__What to work on__: From the review of Translation as Transhumance below, list every publication detail given before the book's description, from the publication date to the recommended retail price.

__Selected passage__:

[Start of Attachment]

Translation as Transhumance by Mireille Gansel

Pub date: 1 November, 2017 ISBN 978-0-9930093-3-4 / Flapped paperback 190x130 / 128 pages / RRP GBP10.00 A slim half-memoir, half-philosophical treatise musing on translation's potential for humanist engagement by one of the great contemporary French translators. Hansel has lived her life as a risk-taker. Going back to her childhood in post-war France she reflects on her origins as a translator; then she evokes her encounters with banned German writers in 1960s East Berlin. During the Vietnam war, Gansel went to Hanoi to work on an anthology of Vietnamese poetry. With the city under bombardment, this section of the book is a fascinating account of wartime danger, hospitality and human kinship.  Photograph by Natasha Lehrer

 

Translation as Transhumance by Mireille Gansel

Translators memoir

Original title – Traduire comme Transhumer

Translator – Ros Schwartz

Source – review copy

I bring you today a complex memoir from a French translator Mireille Gansal from German to French. She also has translated a lot of the first books of poetry from Vietnam into French after she lived in Hanoi in the 1970’s and discovered the writers of that country. This is another from the new publisher Les Fugitives a small press wanting to bring the most interesting French female voices to English. If this is and the two of the first three books I have read My review of Eve out of the ruins is her  There will be a review of a Blue a self-portrait as well soon. They are a publisher bring us real gems.

[End of Attachment]

__Given information__:
[Start of Attachment]

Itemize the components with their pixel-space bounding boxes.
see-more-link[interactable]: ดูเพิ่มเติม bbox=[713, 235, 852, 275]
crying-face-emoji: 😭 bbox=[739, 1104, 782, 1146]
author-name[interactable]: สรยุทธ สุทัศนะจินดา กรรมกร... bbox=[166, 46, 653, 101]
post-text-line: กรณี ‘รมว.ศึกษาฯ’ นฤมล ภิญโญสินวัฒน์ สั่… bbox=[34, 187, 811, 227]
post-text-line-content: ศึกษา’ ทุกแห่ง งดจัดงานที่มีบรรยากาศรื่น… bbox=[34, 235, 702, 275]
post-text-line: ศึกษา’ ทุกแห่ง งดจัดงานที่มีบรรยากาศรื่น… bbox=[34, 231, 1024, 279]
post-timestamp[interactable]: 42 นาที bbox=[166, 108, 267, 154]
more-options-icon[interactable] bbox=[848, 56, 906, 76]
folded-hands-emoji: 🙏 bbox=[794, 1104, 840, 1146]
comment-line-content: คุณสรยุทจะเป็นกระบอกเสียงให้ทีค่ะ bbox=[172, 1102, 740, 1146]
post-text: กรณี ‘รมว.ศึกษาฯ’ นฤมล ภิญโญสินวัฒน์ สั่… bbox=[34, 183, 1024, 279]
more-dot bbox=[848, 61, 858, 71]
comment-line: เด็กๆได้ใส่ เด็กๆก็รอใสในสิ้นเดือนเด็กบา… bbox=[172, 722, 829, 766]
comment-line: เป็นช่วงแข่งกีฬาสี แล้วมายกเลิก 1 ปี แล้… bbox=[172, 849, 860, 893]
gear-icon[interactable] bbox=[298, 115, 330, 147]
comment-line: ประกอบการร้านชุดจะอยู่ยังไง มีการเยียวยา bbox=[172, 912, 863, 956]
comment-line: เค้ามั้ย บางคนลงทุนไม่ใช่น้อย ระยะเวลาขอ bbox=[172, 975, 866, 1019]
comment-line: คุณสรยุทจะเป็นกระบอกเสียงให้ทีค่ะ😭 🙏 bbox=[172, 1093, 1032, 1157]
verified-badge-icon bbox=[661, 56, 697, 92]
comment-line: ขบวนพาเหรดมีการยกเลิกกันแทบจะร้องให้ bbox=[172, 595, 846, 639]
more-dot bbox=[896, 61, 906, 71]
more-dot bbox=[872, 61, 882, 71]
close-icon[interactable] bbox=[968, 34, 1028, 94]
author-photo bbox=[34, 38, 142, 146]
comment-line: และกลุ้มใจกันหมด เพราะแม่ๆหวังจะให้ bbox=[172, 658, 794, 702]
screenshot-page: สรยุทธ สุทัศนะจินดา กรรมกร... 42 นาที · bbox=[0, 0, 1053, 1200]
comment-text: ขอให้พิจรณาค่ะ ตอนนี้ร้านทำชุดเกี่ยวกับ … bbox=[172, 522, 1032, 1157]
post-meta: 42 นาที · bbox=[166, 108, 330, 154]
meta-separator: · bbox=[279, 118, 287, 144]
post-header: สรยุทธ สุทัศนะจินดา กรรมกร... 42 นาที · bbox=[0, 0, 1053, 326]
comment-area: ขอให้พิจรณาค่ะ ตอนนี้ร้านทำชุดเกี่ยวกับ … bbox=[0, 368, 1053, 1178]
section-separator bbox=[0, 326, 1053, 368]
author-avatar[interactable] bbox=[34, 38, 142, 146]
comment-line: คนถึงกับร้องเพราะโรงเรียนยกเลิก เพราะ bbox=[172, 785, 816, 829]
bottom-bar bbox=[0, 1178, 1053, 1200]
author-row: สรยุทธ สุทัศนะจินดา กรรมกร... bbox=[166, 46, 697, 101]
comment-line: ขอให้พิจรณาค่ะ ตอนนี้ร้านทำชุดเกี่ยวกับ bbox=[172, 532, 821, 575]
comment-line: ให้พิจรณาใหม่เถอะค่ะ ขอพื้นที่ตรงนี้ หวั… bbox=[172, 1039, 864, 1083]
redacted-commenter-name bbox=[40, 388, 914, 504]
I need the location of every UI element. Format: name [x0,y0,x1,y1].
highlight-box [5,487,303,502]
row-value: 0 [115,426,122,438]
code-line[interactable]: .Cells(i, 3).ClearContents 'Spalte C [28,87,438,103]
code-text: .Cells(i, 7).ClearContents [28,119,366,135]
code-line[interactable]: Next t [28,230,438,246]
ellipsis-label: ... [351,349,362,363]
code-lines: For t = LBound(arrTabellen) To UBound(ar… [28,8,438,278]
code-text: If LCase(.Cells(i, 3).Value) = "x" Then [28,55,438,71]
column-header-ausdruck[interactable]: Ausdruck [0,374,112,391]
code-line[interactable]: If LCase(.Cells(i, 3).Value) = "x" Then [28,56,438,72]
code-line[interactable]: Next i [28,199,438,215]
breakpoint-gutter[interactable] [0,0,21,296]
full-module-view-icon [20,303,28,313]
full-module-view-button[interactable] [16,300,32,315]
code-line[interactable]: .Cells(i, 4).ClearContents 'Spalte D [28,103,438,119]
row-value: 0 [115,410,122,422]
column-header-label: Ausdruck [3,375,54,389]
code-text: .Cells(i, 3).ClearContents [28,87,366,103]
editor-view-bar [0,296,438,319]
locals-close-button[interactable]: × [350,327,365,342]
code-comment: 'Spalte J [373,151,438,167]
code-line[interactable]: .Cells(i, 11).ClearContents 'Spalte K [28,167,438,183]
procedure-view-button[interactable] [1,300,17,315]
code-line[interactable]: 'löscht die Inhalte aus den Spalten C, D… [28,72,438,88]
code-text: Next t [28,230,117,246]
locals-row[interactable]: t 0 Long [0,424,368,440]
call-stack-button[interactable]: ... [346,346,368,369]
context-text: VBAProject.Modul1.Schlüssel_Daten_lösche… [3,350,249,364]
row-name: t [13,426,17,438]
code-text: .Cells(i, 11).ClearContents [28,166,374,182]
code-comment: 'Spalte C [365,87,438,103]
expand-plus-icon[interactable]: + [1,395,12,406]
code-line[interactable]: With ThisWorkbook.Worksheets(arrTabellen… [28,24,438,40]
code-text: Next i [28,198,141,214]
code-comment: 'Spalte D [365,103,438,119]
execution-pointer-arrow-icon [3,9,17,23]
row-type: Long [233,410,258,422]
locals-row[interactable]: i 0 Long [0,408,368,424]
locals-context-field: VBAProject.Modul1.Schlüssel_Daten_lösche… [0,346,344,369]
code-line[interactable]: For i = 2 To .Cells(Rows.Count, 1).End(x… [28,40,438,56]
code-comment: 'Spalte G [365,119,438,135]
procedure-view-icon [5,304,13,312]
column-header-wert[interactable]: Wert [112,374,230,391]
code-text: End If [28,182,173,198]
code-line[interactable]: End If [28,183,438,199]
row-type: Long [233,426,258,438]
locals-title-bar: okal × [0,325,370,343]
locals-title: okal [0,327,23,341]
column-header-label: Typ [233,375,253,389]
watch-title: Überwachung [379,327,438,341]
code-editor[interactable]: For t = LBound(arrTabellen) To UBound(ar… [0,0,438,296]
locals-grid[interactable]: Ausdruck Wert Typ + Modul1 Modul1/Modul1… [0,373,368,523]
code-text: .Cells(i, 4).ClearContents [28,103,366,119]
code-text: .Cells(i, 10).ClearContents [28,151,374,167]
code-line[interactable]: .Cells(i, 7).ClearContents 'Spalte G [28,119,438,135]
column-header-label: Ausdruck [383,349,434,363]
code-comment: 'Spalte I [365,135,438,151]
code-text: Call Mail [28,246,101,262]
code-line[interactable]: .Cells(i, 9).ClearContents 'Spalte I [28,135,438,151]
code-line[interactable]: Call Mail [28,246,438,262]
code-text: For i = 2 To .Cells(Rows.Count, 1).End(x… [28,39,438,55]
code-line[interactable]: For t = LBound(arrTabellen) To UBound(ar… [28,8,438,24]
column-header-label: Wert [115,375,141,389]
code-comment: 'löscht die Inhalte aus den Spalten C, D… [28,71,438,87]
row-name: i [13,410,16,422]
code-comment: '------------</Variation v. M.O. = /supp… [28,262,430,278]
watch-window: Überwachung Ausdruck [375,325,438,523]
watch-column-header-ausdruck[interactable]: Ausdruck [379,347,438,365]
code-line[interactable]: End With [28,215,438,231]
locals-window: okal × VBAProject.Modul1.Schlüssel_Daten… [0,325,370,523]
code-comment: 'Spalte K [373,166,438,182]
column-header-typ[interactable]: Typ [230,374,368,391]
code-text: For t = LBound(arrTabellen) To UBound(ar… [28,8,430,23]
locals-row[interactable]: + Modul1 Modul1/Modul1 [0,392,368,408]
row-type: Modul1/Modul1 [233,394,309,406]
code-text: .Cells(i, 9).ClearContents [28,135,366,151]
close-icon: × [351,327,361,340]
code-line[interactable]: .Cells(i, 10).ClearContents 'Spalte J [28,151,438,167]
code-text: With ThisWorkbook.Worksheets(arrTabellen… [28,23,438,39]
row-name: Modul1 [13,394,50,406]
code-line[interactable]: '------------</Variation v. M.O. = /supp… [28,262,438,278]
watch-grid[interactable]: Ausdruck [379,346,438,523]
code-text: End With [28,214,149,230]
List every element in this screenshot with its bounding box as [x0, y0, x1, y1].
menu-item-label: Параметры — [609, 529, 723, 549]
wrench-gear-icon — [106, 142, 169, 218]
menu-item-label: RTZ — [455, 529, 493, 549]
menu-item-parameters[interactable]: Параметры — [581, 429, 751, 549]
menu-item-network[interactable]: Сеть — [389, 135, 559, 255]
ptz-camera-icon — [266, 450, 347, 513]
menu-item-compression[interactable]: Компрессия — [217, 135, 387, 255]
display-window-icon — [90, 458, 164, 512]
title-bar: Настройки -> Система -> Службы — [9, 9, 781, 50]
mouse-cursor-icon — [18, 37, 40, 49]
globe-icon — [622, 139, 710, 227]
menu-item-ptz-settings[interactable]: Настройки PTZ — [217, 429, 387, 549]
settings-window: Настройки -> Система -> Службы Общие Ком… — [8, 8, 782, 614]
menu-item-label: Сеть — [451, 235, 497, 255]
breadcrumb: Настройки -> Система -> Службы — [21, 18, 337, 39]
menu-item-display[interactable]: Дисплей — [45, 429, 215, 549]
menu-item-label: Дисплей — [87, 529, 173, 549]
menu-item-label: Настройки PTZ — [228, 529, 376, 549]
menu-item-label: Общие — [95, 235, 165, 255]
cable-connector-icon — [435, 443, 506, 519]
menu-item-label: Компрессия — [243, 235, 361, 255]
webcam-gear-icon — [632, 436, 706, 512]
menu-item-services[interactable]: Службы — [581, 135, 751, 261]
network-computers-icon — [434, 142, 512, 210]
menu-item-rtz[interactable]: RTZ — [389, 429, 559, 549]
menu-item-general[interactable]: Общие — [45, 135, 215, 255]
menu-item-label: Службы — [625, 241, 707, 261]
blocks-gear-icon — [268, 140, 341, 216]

[End of Attachment]

__Reply__:
- Publication date: 1 November, 2017
- ISBN 978-0-9930093-3-4
- Flapped paperback, 190x130
- 128 pages
- RRP GBP10.00